## WHAT THE EXERCISE ASKS
Check each line of the data below for the word "here", then extract the ones that have it.

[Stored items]
====

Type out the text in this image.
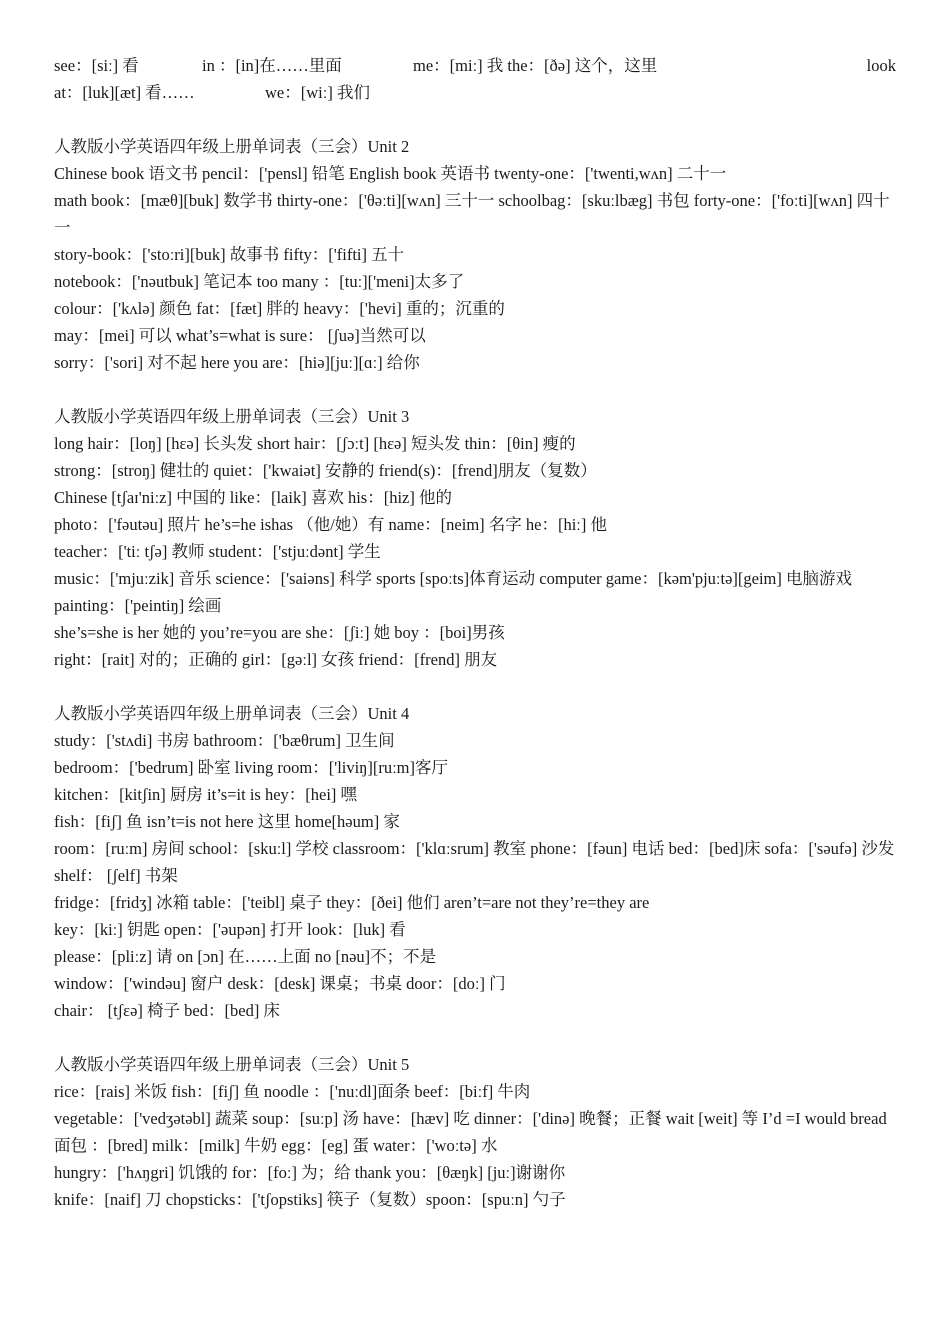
see：[siː] 看	in ：[in]在……里面	me：[miː] 我 the：[ðə] 这个，这里	look
at：[luk][æt] 看……	we：[wiː] 我们
人教版小学英语四年级上册单词表（三会）Unit 2
Chinese book 语文书 pencil：['pensl] 铅笔 English book 英语书 twenty-one：['twenti,wʌn] 二十一
math book：[mæθ][buk] 数学书 thirty-one：['θəːti][wʌn] 三十一 schoolbag：[skuːlbæg] 书包 forty-one：['foːti][wʌn] 四十一
story-book：['stoːri][buk] 故事书 fifty：['fifti] 五十
notebook：['nəutbuk] 笔记本 too many ：[tuː]['meni]太多了
colour：['kʌlə] 颜色 fat：[fæt] 胖的 heavy：['hevi] 重的；沉重的
may：[mei] 可以 what’s=what is sure： [ʃuə]当然可以
sorry：['sori] 对不起 here you are：[hiə][juː][ɑː] 给你
人教版小学英语四年级上册单词表（三会）Unit 3
long hair：[loŋ] [hɛə] 长头发 short hair：[ʃɔːt] [hɛə] 短头发 thin：[θin] 瘦的
strong：[stroŋ] 健壮的 quiet：['kwaiət] 安静的 friend(s)：[frend]朋友（复数）
Chinese [tʃaɪ'niːz] 中国的 like：[laik] 喜欢 his：[hiz] 他的
photo：['fəutəu] 照片 he’s=he ishas （他/她）有 name：[neim] 名字 he：[hiː] 他
teacher：['tiː tʃə] 教师 student：['stjuːdənt] 学生
music：['mjuːzik] 音乐 science：['saiəns] 科学 sports [spoːts]体育运动 computer game：[kəm'pjuːtə][geim] 电脑游戏 painting：['peintiŋ] 绘画
she’s=she is her 她的 you’re=you are she：[ʃiː] 她 boy ：[boi]男孩
right：[rait] 对的；正确的 girl：[gəːl] 女孩 friend：[frend] 朋友
人教版小学英语四年级上册单词表（三会）Unit 4
study：['stʌdi] 书房 bathroom：['bæθrum] 卫生间
bedroom：['bedrum] 卧室 living room：['liviŋ][ruːm]客厅
kitchen：[kitʃin] 厨房 it’s=it is hey：[hei] 嘿
fish：[fiʃ] 鱼 isn’t=is not here 这里 home[həum] 家
room：[ruːm] 房间 school：[skuːl] 学校 classroom：['klɑːsrum] 教室 phone：[fəun] 电话 bed：[bed]床 sofa：['səufə] 沙发 shelf： [ʃelf] 书架
fridge：[fridʒ] 冰箱 table：['teibl] 桌子 they：[ðei] 他们 aren’t=are not they’re=they are
key：[kiː] 钥匙 open：['əupən] 打开 look：[luk] 看
please：[pliːz] 请 on [ɔn] 在……上面 no [nəu]不；不是
window：['windəu] 窗户 desk：[desk] 课桌；书桌 door：[doː] 门
chair： [tʃɛə] 椅子 bed：[bed] 床
人教版小学英语四年级上册单词表（三会）Unit 5
rice：[rais] 米饭 fish：[fiʃ] 鱼 noodle ：['nuːdl]面条 beef：[biːf] 牛肉
vegetable：['vedʒətəbl] 蔬菜 soup：[suːp] 汤 have：[hæv] 吃 dinner：['dinə] 晚餐；正餐 wait [weit] 等 I’d =I would bread 面包 ：[bred] milk：[milk] 牛奶 egg：[eg] 蛋 water：['woːtə] 水
hungry：['hʌŋgri] 饥饿的 for：[foː] 为；给 thank you：[θæŋk] [juː]谢谢你
knife：[naif] 刀 chopsticks：['tʃopstiks] 筷子（复数）spoon：[spuːn] 勺子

====

## IN RESPONSE
sorry：['sori] 对不起 here you are：[hiə][juː][ɑː] 给你
fish：[fiʃ] 鱼 isn’t=is not here 这里 home[həum] 家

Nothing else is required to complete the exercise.